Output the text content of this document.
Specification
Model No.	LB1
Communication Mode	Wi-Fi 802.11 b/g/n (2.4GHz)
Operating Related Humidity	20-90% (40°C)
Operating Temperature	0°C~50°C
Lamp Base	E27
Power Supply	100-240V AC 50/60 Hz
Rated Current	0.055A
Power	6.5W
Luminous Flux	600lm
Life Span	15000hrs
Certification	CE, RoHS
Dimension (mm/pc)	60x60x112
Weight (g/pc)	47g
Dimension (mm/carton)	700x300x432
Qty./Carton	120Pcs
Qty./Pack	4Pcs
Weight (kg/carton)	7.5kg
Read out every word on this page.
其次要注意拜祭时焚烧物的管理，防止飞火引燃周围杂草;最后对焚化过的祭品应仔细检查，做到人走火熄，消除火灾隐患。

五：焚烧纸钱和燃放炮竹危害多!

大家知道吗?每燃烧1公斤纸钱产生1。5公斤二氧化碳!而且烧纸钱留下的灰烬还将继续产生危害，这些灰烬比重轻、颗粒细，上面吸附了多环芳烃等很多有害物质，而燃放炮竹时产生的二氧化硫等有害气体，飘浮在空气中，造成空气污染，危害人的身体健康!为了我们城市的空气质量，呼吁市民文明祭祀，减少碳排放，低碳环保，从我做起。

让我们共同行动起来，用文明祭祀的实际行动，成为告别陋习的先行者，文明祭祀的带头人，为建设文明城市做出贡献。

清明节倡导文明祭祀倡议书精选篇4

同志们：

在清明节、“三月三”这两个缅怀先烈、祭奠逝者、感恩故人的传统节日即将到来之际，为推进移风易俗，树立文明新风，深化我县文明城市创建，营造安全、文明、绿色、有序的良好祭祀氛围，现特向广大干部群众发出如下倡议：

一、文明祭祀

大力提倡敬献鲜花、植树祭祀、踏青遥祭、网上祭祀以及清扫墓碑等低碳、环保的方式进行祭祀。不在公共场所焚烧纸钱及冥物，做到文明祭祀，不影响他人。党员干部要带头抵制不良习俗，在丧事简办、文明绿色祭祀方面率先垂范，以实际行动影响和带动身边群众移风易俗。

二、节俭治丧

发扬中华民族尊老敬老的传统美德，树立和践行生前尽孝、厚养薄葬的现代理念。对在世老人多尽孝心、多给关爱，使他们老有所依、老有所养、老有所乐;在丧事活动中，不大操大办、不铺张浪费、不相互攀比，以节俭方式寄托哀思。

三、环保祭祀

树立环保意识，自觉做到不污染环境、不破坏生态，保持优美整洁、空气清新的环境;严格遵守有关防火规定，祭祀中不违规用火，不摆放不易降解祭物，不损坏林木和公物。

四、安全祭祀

# [The task]
Check each line of the data above for the string "Weight" and report only how many lines have it.

# [Result below]
2